Source records:
<<<<
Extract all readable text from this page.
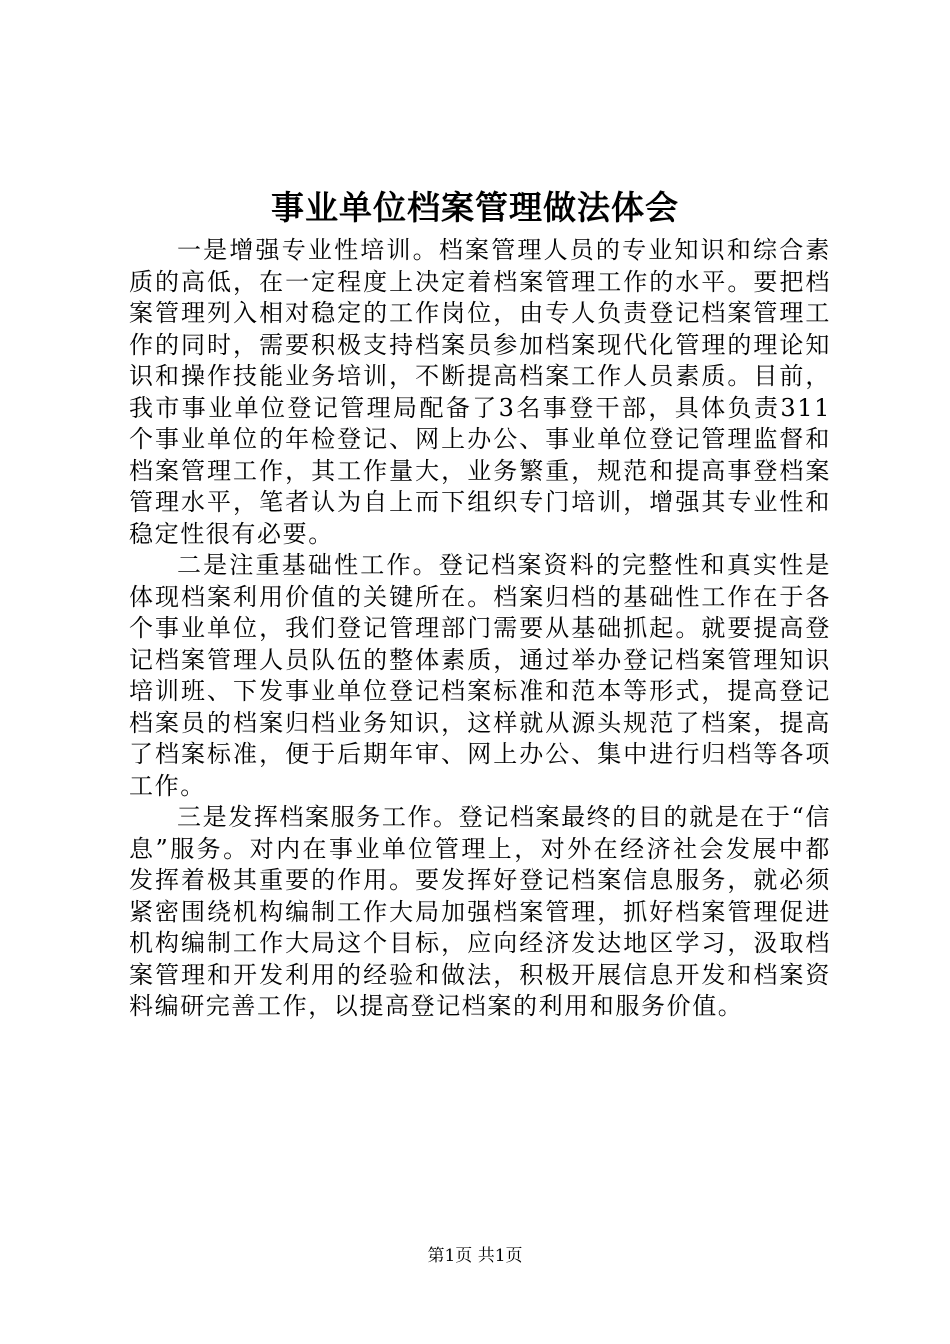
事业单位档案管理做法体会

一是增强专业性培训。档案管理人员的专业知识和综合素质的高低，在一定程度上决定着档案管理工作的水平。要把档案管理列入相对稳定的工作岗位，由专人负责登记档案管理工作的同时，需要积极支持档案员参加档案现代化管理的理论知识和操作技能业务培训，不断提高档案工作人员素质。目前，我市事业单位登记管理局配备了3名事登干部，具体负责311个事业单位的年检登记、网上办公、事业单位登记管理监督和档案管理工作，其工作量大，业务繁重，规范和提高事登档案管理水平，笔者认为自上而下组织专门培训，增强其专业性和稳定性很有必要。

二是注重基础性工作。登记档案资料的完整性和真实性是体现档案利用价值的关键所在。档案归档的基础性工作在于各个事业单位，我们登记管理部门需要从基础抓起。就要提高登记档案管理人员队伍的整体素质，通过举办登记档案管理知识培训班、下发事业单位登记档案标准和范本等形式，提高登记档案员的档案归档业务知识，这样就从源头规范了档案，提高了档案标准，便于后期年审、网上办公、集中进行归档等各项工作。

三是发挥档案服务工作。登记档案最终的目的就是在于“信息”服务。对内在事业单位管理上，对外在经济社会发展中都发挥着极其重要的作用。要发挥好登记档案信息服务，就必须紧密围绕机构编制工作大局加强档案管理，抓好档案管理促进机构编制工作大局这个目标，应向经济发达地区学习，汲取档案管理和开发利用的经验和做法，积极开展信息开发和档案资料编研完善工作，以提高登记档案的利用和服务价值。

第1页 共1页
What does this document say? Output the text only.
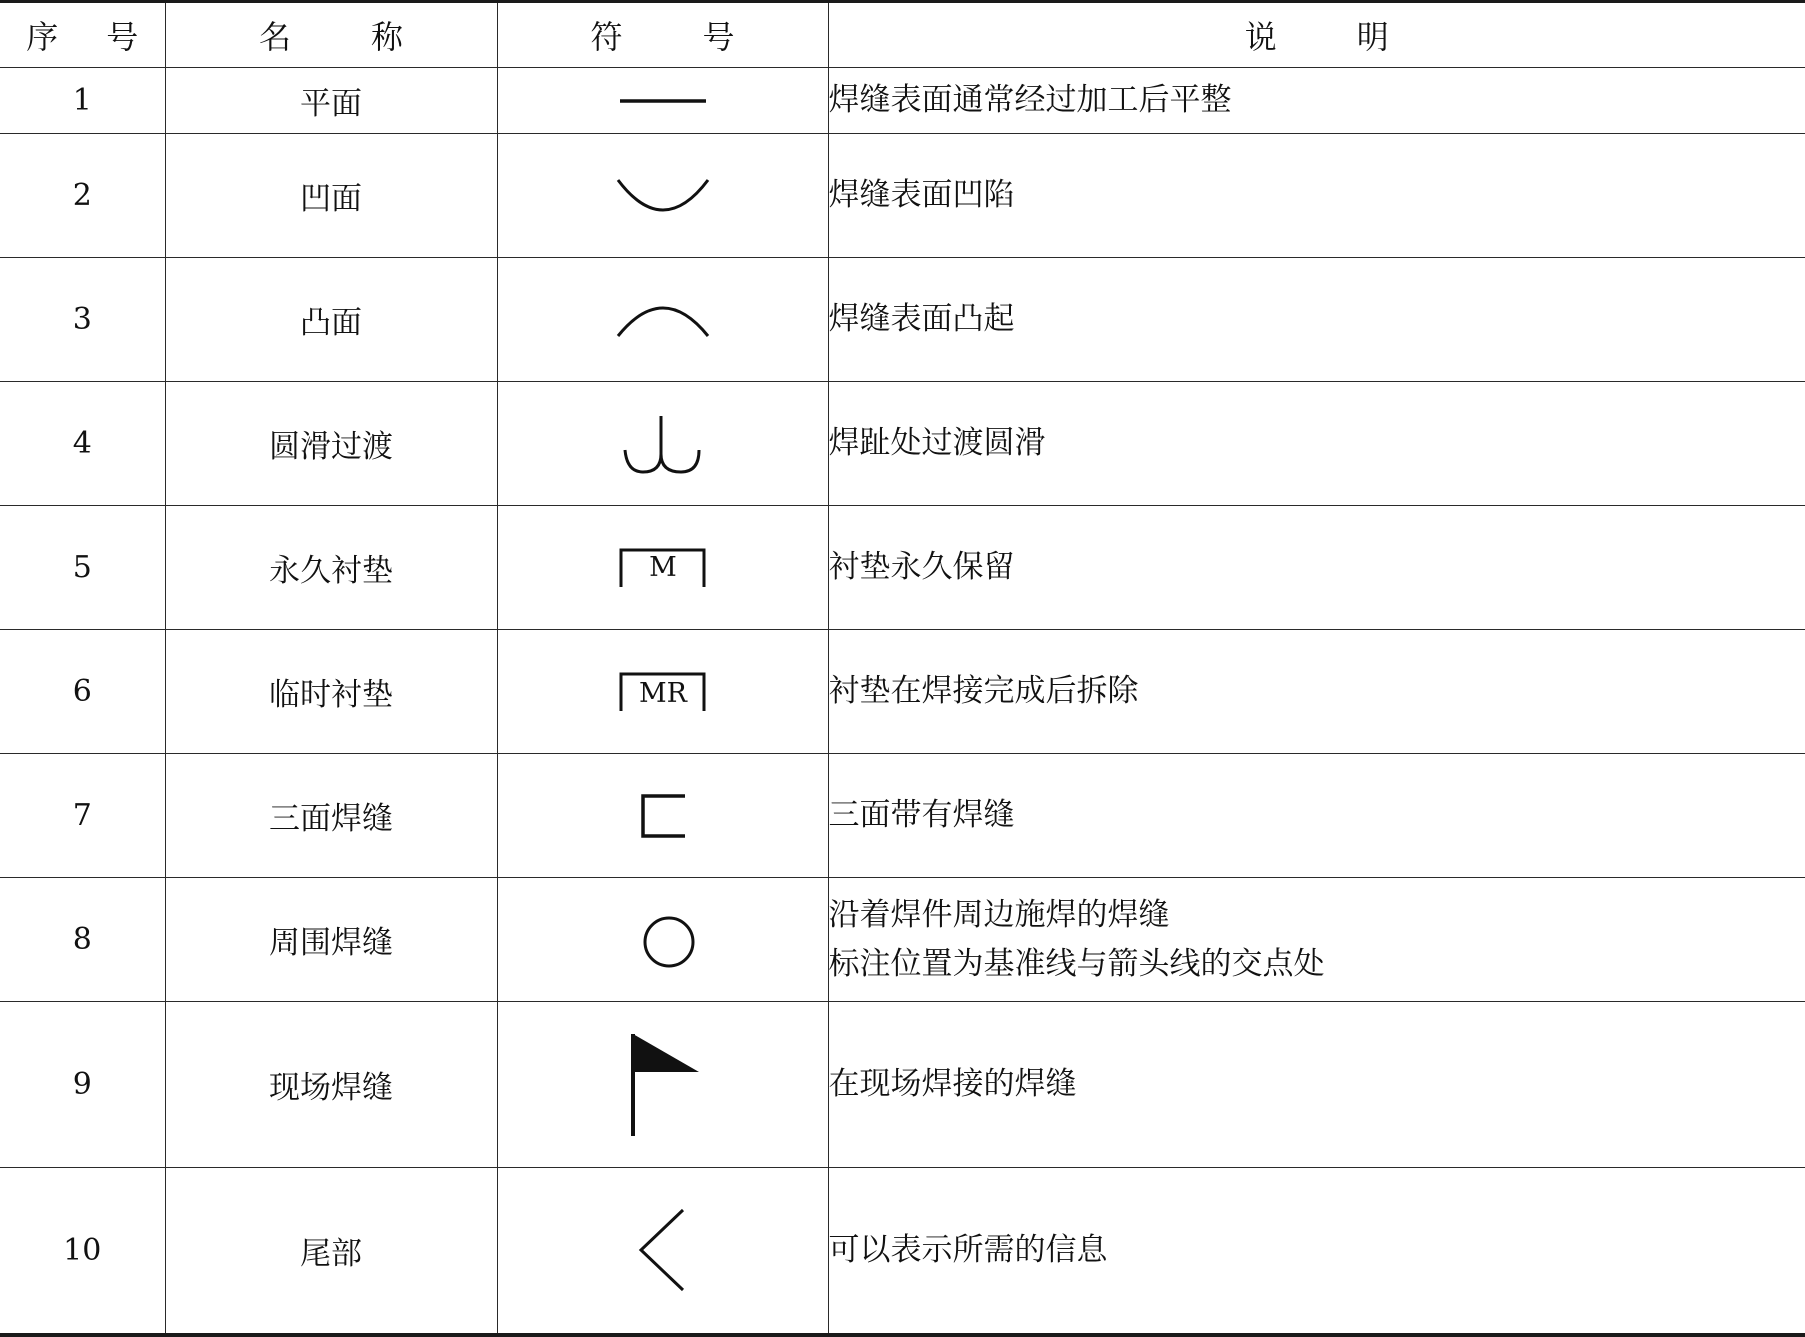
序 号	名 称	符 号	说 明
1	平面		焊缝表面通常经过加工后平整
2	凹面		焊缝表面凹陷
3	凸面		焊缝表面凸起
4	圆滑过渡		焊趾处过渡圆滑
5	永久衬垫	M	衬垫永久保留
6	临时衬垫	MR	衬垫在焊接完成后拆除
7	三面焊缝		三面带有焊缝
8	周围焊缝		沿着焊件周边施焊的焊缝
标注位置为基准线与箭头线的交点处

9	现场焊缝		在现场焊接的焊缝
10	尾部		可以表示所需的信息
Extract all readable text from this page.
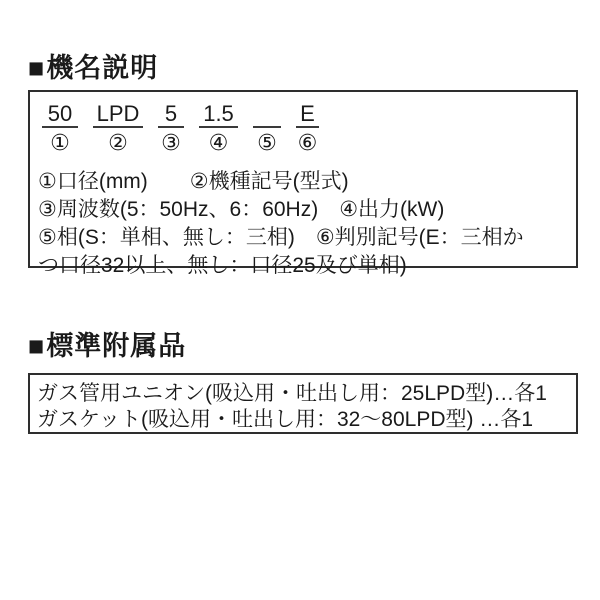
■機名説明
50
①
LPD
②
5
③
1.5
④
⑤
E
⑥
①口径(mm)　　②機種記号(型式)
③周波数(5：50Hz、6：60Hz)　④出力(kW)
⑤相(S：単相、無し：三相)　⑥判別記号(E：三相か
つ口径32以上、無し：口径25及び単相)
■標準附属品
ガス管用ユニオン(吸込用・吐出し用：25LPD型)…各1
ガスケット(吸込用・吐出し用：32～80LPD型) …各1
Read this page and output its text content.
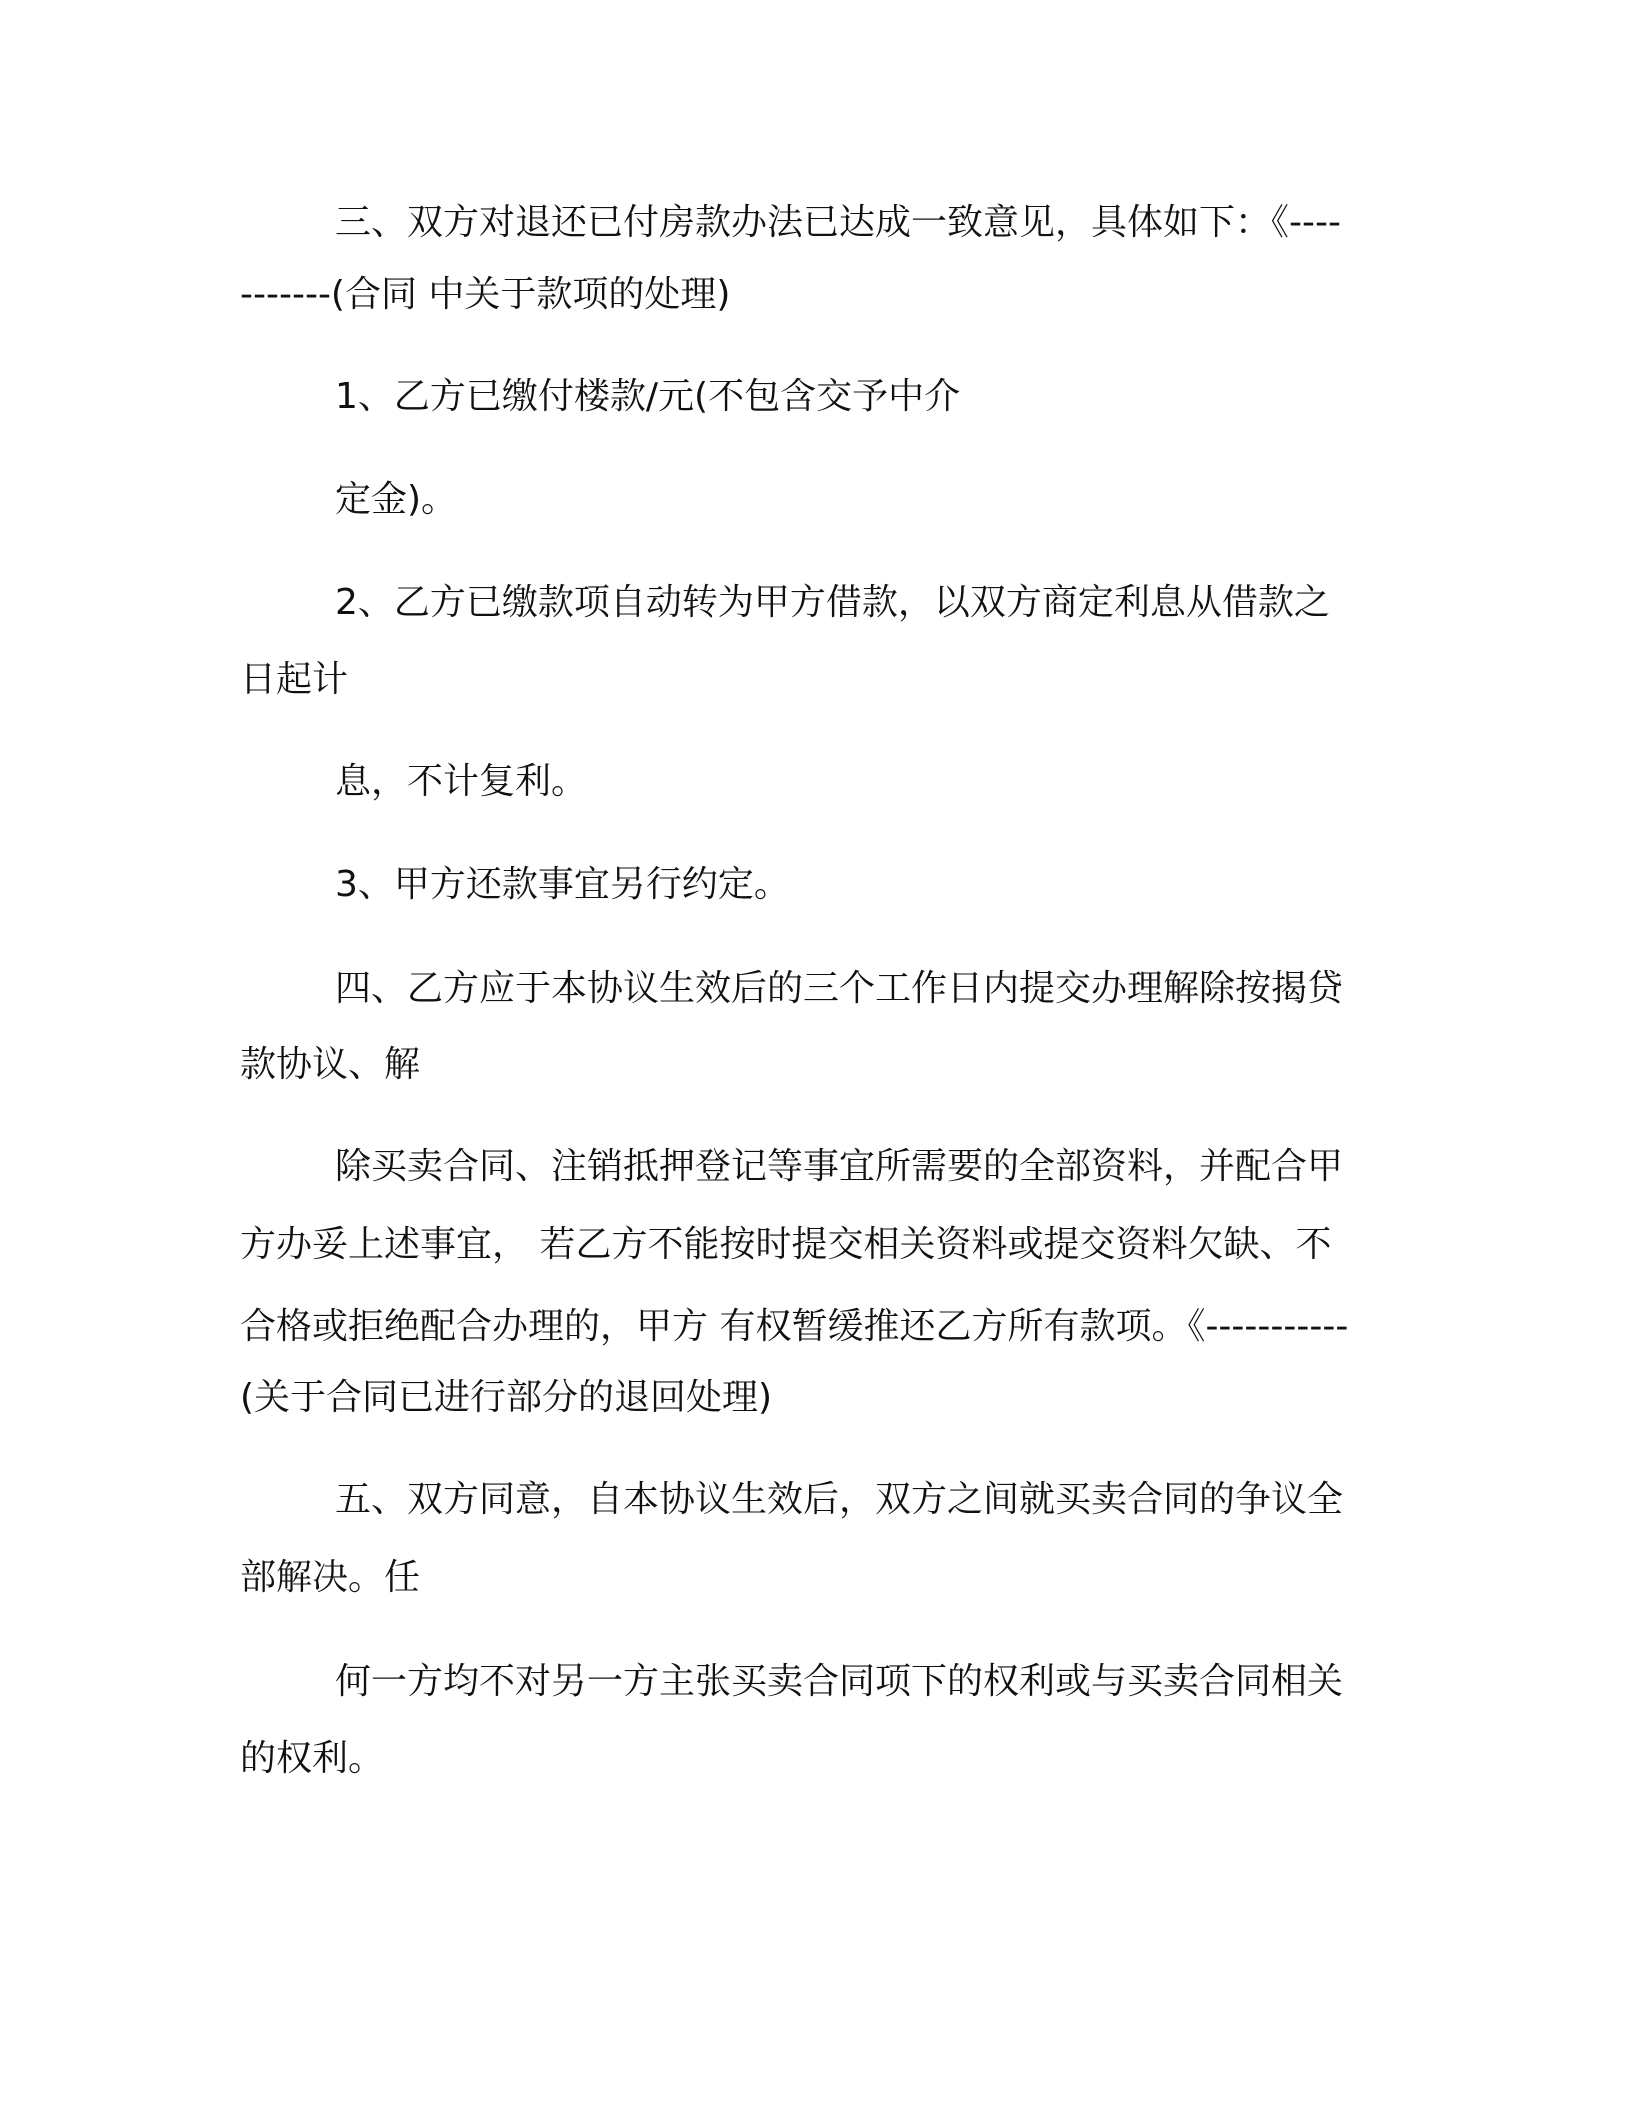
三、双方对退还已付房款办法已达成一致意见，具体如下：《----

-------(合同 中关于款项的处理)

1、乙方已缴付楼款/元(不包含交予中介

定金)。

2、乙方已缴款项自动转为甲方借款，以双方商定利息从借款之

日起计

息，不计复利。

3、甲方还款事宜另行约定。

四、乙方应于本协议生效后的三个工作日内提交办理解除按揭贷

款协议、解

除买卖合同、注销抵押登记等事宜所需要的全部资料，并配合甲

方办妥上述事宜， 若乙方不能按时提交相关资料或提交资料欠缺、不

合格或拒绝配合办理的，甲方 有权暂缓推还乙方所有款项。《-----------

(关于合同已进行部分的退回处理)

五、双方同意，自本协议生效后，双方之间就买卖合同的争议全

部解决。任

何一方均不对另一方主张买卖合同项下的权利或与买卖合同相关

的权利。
>>>>
Restate each of the entries above word for word and skip every image.

Extract all readable text from this page.
事业单位档案管理做法体会

一是增强专业性培训。档案管理人员的专业知识和综合素质的高低，在一定程度上决定着档案管理工作的水平。要把档案管理列入相对稳定的工作岗位，由专人负责登记档案管理工作的同时，需要积极支持档案员参加档案现代化管理的理论知识和操作技能业务培训，不断提高档案工作人员素质。目前，我市事业单位登记管理局配备了3名事登干部，具体负责311个事业单位的年检登记、网上办公、事业单位登记管理监督和档案管理工作，其工作量大，业务繁重，规范和提高事登档案管理水平，笔者认为自上而下组织专门培训，增强其专业性和稳定性很有必要。

二是注重基础性工作。登记档案资料的完整性和真实性是体现档案利用价值的关键所在。档案归档的基础性工作在于各个事业单位，我们登记管理部门需要从基础抓起。就要提高登记档案管理人员队伍的整体素质，通过举办登记档案管理知识培训班、下发事业单位登记档案标准和范本等形式，提高登记档案员的档案归档业务知识，这样就从源头规范了档案，提高了档案标准，便于后期年审、网上办公、集中进行归档等各项工作。

三是发挥档案服务工作。登记档案最终的目的就是在于“信息”服务。对内在事业单位管理上，对外在经济社会发展中都发挥着极其重要的作用。要发挥好登记档案信息服务，就必须紧密围绕机构编制工作大局加强档案管理，抓好档案管理促进机构编制工作大局这个目标，应向经济发达地区学习，汲取档案管理和开发利用的经验和做法，积极开展信息开发和档案资料编研完善工作，以提高登记档案的利用和服务价值。

第1页 共1页
What does this document say? Output the text only.
序 号	名 称	符 号	说 明
1	平面		焊缝表面通常经过加工后平整
2	凹面		焊缝表面凹陷
3	凸面		焊缝表面凸起
4	圆滑过渡		焊趾处过渡圆滑
5	永久衬垫	M	衬垫永久保留
6	临时衬垫	MR	衬垫在焊接完成后拆除
7	三面焊缝		三面带有焊缝
8	周围焊缝		沿着焊件周边施焊的焊缝
标注位置为基准线与箭头线的交点处

9	现场焊缝		在现场焊接的焊缝
10	尾部		可以表示所需的信息
Extract all readable text from this page.
■機名説明
50
①
LPD
②
5
③
1.5
④
⑤
E
⑥
①口径(mm)　　②機種記号(型式)
③周波数(5：50Hz、6：60Hz)　④出力(kW)
⑤相(S：単相、無し：三相)　⑥判別記号(E：三相か
つ口径32以上、無し：口径25及び単相)
■標準附属品
ガス管用ユニオン(吸込用・吐出し用：25LPD型)…各1
ガスケット(吸込用・吐出し用：32～80LPD型) …各1
Read this page and output its text content.
三、双方对退还已付房款办法已达成一致意见，具体如下：《----

-------(合同 中关于款项的处理)

1、乙方已缴付楼款/元(不包含交予中介

定金)。

2、乙方已缴款项自动转为甲方借款，以双方商定利息从借款之

日起计

息，不计复利。

3、甲方还款事宜另行约定。

四、乙方应于本协议生效后的三个工作日内提交办理解除按揭贷

款协议、解

除买卖合同、注销抵押登记等事宜所需要的全部资料，并配合甲

方办妥上述事宜， 若乙方不能按时提交相关资料或提交资料欠缺、不

合格或拒绝配合办理的，甲方 有权暂缓推还乙方所有款项。《-----------

(关于合同已进行部分的退回处理)

五、双方同意，自本协议生效后，双方之间就买卖合同的争议全

部解决。任

何一方均不对另一方主张买卖合同项下的权利或与买卖合同相关

的权利。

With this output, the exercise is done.